**Aim**
Give the number of lines below that contain the word "Moisés", and nothing else.

[Stored items]
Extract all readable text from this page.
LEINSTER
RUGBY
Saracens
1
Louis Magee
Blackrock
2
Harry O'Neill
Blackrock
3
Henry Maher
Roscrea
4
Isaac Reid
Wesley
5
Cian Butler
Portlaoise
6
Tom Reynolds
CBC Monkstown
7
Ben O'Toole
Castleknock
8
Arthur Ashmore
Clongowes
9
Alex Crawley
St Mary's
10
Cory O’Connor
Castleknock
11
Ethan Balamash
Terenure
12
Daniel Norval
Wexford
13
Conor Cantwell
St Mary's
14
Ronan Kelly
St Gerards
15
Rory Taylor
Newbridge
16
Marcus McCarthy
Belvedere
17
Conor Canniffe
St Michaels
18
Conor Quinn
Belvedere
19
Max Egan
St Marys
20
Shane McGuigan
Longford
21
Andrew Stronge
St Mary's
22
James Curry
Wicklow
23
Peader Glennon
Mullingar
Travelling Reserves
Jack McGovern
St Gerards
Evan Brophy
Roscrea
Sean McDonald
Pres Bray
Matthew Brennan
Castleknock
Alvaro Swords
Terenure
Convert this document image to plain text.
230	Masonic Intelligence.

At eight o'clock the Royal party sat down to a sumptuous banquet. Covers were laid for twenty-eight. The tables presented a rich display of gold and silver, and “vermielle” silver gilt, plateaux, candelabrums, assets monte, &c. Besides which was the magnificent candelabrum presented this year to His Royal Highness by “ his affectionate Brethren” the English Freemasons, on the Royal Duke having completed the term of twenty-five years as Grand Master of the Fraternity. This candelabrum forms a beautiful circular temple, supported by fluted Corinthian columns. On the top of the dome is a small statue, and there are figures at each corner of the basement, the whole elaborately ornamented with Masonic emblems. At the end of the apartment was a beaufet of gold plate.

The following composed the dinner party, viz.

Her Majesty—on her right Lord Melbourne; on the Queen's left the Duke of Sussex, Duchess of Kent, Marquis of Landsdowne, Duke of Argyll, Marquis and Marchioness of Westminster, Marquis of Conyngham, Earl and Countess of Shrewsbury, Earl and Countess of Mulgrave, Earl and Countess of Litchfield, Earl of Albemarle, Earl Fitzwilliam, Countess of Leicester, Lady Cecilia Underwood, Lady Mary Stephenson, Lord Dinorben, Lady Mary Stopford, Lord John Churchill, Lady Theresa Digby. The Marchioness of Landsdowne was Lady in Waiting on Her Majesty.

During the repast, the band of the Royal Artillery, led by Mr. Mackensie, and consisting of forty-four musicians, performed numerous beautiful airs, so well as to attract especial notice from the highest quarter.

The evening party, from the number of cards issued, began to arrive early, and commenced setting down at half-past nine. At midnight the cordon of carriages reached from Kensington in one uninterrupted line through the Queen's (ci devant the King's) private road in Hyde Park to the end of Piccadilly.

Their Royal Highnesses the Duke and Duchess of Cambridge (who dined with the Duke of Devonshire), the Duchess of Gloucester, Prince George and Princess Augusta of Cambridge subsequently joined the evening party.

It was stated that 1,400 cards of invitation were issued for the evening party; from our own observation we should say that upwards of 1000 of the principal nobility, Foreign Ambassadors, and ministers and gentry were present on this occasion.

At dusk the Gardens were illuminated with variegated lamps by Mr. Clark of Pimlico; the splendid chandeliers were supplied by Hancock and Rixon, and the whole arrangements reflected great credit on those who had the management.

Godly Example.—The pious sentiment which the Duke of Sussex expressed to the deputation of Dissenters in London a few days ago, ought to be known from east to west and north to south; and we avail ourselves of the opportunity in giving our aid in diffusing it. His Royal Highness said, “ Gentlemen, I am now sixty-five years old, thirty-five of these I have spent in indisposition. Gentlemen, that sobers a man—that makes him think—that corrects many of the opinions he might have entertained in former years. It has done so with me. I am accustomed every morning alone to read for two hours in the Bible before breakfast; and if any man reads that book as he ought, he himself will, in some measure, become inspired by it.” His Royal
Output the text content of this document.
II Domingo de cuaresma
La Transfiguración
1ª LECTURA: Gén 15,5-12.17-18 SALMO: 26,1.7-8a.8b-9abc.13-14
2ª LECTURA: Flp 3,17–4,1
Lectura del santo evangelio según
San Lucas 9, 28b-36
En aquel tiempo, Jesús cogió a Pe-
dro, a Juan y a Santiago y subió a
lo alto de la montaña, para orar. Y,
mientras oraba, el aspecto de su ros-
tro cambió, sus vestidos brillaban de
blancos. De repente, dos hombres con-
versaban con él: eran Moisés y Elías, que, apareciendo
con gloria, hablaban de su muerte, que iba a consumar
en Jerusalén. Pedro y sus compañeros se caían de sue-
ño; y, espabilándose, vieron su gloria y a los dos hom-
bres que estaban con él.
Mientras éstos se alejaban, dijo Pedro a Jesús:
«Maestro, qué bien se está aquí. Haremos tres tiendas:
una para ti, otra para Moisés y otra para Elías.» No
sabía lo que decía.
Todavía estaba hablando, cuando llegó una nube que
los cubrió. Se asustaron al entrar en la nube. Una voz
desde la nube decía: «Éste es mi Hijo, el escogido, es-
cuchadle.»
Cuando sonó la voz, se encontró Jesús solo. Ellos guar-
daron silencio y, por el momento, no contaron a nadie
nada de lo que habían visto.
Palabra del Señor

**Task response**
2